#### Requirement 1
In the summary of the emergency triage benchmark, which source is the structured triage dataset derived from?
#### Requirement 2
Write a continuation of the summary of the emergency triage benchmark, picking up after its final sentence.

#### Exercise text
🤖 AI Summary
Current research on emergency triage and mass casualty incident (MCI) triage is hindered by the absence of publicly available, reproducible benchmark datasets. Method: We introduce the first open-source, large language model (LLM)-assisted emergency triage benchmark, covering both routine hospital emergency department (ED) settings and MCI field simulations, with support for clinical deterioration prediction. Leveraging LLMs, we standardize clinical narratives, align heterogeneous multi-source tables, integrate noisy fields, and prioritize critical features—substantially enhancing data reproducibility and accessibility. We construct a structured triage dataset derived from MIMIC-IV-ED, incorporate SHAP-based interpretability analysis, and release multiple baseline models. Results: Experiments reveal scenario-dependent performance disparities and identify core triage indicators—including heart rate, systolic blood pressure, and level of consciousness—thereby advancing clinical AI democratization and intelligent triage.

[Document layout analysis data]
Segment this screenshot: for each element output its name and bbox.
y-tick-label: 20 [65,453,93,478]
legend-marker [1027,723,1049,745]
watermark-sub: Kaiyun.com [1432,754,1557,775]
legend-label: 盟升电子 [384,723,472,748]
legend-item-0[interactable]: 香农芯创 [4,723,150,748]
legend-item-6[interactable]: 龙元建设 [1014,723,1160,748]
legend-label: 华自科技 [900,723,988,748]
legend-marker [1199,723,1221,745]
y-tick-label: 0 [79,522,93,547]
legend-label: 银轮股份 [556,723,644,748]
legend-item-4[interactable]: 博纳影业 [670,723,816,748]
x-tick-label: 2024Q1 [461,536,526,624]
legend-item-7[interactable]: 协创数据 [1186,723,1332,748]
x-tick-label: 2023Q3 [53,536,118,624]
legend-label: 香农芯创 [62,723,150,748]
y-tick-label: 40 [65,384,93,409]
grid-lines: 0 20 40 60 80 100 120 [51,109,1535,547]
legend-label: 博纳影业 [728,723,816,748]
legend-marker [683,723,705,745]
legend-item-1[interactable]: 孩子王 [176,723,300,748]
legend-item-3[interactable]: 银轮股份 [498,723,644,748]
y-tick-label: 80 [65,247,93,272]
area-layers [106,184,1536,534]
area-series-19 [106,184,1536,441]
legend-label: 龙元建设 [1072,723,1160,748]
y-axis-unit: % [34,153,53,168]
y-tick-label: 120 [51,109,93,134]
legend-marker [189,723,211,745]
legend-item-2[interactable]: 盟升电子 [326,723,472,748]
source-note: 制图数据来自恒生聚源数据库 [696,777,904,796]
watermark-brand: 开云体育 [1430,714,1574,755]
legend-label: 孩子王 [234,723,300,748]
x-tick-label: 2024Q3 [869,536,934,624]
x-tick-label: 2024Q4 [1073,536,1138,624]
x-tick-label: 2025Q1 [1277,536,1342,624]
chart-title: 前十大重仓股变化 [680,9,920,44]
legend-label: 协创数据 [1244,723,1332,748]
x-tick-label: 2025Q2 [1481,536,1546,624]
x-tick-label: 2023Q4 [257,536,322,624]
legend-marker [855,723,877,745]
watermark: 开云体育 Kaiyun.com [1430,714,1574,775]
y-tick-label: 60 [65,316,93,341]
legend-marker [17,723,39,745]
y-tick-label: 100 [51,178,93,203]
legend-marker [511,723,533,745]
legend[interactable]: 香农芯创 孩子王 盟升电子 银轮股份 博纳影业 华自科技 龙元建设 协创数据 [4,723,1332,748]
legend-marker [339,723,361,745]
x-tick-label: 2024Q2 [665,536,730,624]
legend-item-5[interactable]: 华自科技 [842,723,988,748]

#### Result 1
MIMIC-IV-ED

#### Result 2
📝 Abstract
Research on emergency and mass casualty incident (MCI) triage has been limited by the absence of openly usable, reproducible benchmarks. Yet these scenarios demand rapid identification of the patients most in need, where accurate deterioration prediction can guide timely interventions. While the MIMIC-IV-ED database is openly available to credentialed researchers, transforming it into a triage-focused benchmark requires extensive preprocessing, feature harmonization, and schema alignment -- barriers that restrict accessibility to only highly technical users.
We address these gaps by first introducing an open, LLM-assisted emergency triage benchmark for deterioration prediction (ICU transfer, in-hospital mortality). The benchmark then defines two regimes: (i) a hospital-rich setting with vitals, labs, notes, chief complaints, and structured observations, and (ii) an MCI-like field simulation limited to vitals, observations, and notes. Large language models (LLMs) contributed directly to dataset construction by (i) harmonizing noisy fields such as AVPU and breathing devices, (ii) prioritizing clinically relevant vitals and labs, and (iii) guiding schema alignment and efficient merging of disparate tables.
We further provide baseline models and SHAP-based interpretability analyses, illustrating predictive gaps between regimes and the features most critical for triage. Together, these contributions make triage prediction research more reproducible and accessible -- a step toward dataset democratization in clinical AI.